--- Start of DATA SHOWN ---
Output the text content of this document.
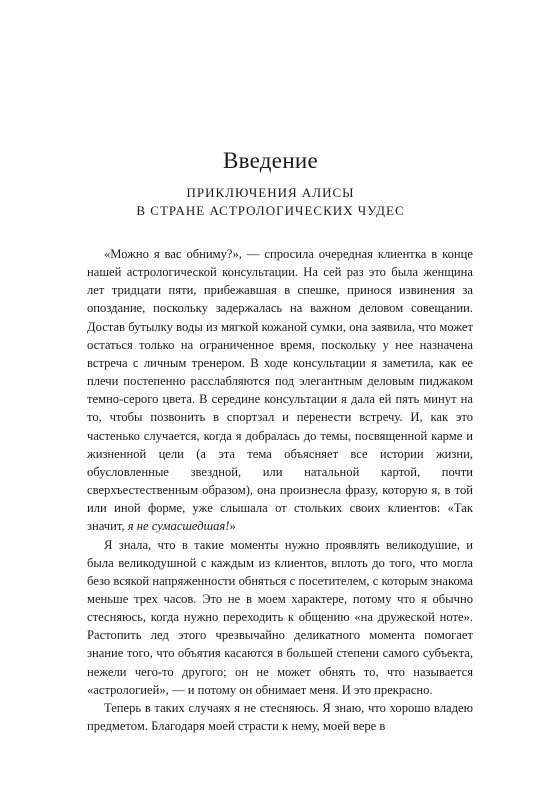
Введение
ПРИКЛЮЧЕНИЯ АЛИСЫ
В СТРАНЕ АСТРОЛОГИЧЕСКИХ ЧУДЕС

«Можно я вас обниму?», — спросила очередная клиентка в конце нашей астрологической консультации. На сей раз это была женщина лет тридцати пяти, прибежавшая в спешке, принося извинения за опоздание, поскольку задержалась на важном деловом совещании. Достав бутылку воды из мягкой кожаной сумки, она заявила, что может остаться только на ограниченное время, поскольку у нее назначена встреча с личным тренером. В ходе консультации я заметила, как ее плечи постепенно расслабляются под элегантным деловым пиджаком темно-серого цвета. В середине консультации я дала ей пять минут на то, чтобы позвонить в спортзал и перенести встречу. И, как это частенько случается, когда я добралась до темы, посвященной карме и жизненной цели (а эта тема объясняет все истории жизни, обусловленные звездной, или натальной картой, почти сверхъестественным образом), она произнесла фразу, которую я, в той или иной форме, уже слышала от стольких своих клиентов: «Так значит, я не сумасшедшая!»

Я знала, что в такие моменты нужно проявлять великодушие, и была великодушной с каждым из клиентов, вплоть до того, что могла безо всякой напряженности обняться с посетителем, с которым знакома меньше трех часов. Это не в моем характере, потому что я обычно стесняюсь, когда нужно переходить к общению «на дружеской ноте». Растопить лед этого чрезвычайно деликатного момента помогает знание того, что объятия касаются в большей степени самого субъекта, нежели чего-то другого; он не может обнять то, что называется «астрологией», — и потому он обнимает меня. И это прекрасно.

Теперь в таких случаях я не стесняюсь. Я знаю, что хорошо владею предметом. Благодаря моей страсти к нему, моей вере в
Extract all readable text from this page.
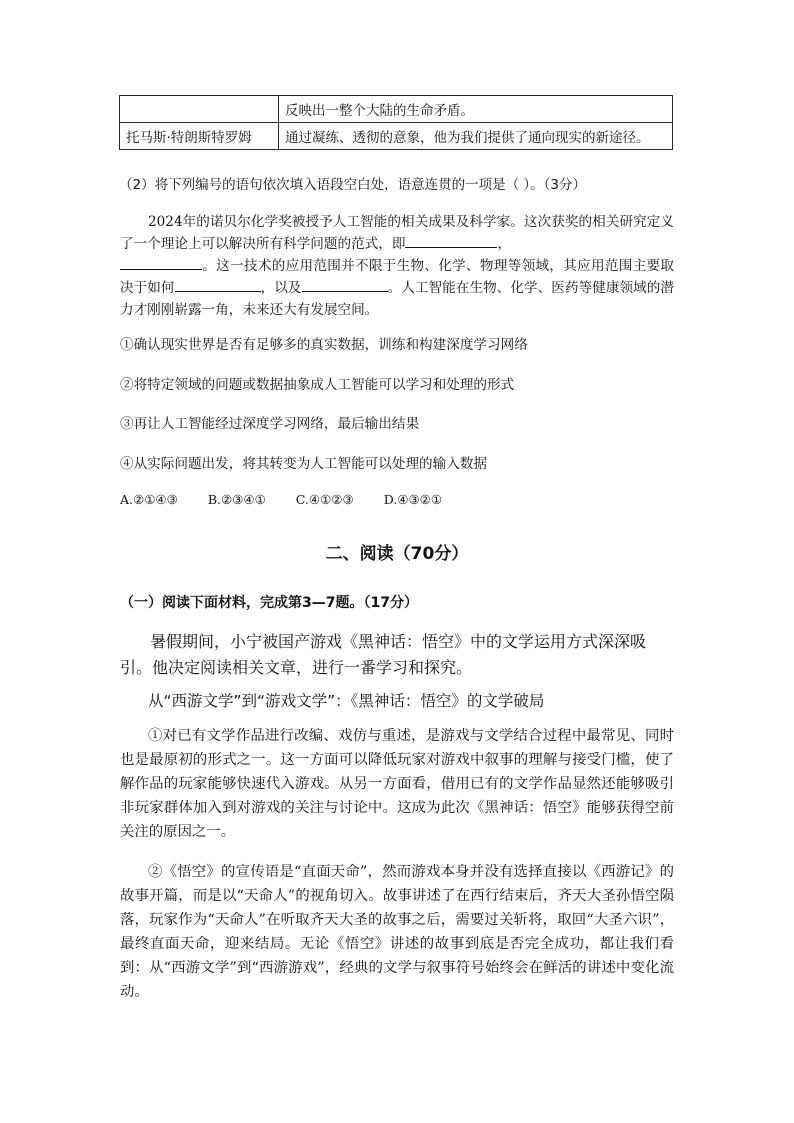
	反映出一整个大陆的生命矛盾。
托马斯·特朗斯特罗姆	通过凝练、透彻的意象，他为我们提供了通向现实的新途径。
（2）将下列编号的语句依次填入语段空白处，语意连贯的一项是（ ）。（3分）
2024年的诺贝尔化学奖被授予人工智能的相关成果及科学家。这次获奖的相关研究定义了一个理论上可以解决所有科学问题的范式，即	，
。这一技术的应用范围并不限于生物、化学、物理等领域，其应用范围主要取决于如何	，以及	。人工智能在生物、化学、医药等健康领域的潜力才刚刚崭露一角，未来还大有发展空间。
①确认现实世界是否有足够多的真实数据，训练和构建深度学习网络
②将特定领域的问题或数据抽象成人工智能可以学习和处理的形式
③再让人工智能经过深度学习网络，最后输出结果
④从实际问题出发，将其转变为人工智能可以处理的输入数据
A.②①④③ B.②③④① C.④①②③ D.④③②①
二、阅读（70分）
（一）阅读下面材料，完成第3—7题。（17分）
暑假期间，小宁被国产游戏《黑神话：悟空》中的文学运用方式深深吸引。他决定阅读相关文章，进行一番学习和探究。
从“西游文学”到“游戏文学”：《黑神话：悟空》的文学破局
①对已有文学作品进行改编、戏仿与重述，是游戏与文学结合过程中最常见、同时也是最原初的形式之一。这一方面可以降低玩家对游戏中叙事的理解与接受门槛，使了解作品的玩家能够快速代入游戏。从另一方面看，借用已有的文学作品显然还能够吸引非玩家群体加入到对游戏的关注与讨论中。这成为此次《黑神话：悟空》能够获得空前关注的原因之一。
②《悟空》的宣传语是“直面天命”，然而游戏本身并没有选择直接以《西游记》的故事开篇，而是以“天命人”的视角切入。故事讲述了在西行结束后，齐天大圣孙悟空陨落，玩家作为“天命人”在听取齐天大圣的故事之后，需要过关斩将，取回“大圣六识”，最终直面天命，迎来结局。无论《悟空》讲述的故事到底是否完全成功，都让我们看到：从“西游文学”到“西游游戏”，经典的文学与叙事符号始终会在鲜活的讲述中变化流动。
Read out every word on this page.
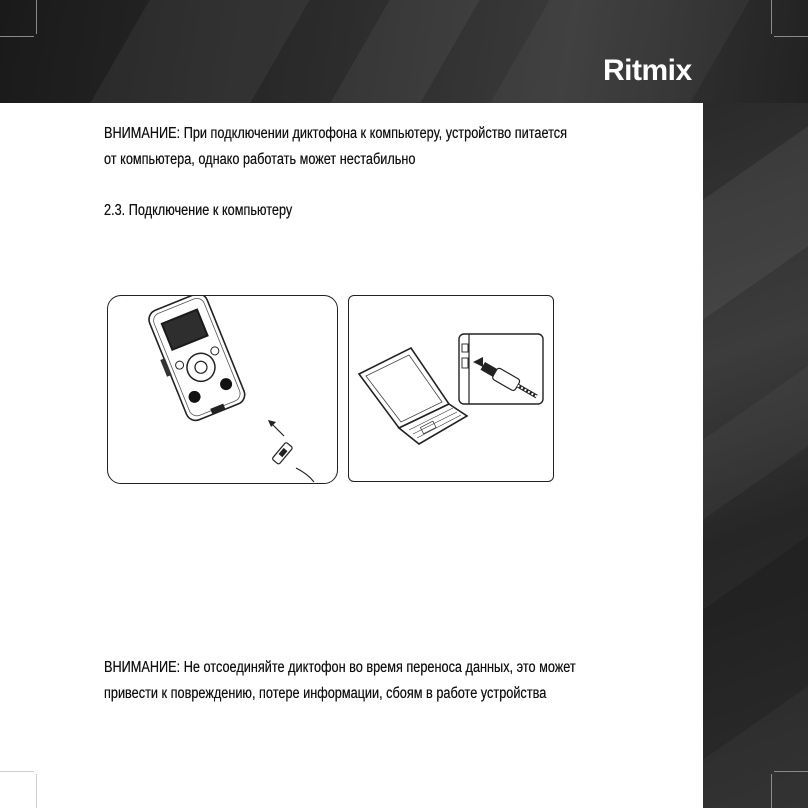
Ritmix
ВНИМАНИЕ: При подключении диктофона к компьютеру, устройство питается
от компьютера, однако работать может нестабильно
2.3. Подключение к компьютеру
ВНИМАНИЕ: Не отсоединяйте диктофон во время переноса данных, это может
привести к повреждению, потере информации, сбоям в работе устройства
--- End of DATA SHOWN ---
--- Start of DATA SHOWN ---
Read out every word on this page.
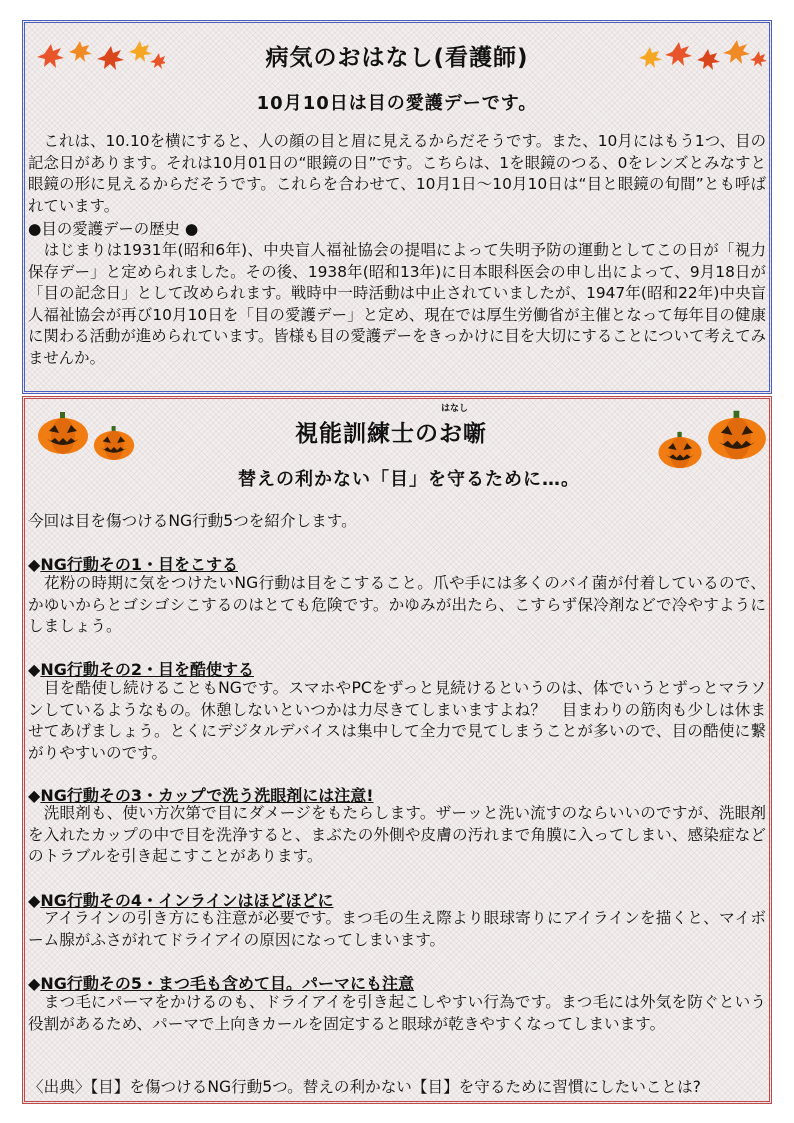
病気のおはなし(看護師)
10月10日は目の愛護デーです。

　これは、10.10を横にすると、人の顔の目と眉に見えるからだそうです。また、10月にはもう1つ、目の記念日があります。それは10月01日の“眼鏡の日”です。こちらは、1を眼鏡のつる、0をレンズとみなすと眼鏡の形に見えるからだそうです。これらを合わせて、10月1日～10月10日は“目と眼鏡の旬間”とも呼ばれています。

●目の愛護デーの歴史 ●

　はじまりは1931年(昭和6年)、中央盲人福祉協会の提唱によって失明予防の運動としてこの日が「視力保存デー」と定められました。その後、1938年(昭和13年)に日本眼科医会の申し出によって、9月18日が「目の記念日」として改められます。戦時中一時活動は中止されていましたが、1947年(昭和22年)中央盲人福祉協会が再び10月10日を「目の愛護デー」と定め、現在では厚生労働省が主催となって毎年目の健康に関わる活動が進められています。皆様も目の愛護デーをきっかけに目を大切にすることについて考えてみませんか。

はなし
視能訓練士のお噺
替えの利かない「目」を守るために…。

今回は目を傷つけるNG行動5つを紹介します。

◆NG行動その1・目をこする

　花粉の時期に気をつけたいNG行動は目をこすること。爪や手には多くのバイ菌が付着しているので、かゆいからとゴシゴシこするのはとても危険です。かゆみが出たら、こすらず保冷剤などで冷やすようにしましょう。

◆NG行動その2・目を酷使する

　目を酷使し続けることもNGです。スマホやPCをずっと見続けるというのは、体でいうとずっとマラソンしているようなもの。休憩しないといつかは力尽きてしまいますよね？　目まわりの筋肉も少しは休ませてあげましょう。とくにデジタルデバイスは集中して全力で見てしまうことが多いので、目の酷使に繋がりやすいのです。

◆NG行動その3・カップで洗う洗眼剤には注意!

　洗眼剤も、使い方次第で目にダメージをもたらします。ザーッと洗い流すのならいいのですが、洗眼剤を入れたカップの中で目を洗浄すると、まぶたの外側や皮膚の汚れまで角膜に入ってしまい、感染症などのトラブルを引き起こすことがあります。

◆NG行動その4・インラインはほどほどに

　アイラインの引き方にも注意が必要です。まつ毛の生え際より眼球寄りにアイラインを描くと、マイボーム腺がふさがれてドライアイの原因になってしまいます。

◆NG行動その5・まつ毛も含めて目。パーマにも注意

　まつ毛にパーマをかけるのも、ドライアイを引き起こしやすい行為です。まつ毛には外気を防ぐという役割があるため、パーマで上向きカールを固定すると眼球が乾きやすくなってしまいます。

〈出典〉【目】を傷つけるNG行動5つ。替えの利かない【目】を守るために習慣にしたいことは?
--- End of DATA SHOWN ---
_YOUR INSTRUCTIONS_
Identify every line above that includes the word "время", and show those lines.

_FINISHED ANSWER_
«Можно я вас обниму?», — спросила очередная клиентка в конце нашей астрологической консультации. На сей раз это была женщина лет тридцати пяти, прибежавшая в спешке, принося извинения за опоздание, поскольку задержалась на важном деловом совещании. Достав бутылку воды из мягкой кожаной сумки, она заявила, что может остаться только на ограниченное время, поскольку у нее назначена встреча с личным тренером. В ходе консультации я заметила, как ее плечи постепенно расслабляются под элегантным деловым пиджаком темно-серого цвета. В середине консультации я дала ей пять минут на то, чтобы позвонить в спортзал и перенести встречу. И, как это частенько случается, когда я добралась до темы, посвященной карме и жизненной цели (а эта тема объясняет все истории жизни, обусловленные звездной, или натальной картой, почти сверхъестественным образом), она произнесла фразу, которую я, в той или иной форме, уже слышала от стольких своих клиентов: «Так значит, я не сумасшедшая!»
ВНИМАНИЕ: Не отсоединяйте диктофон во время переноса данных, это может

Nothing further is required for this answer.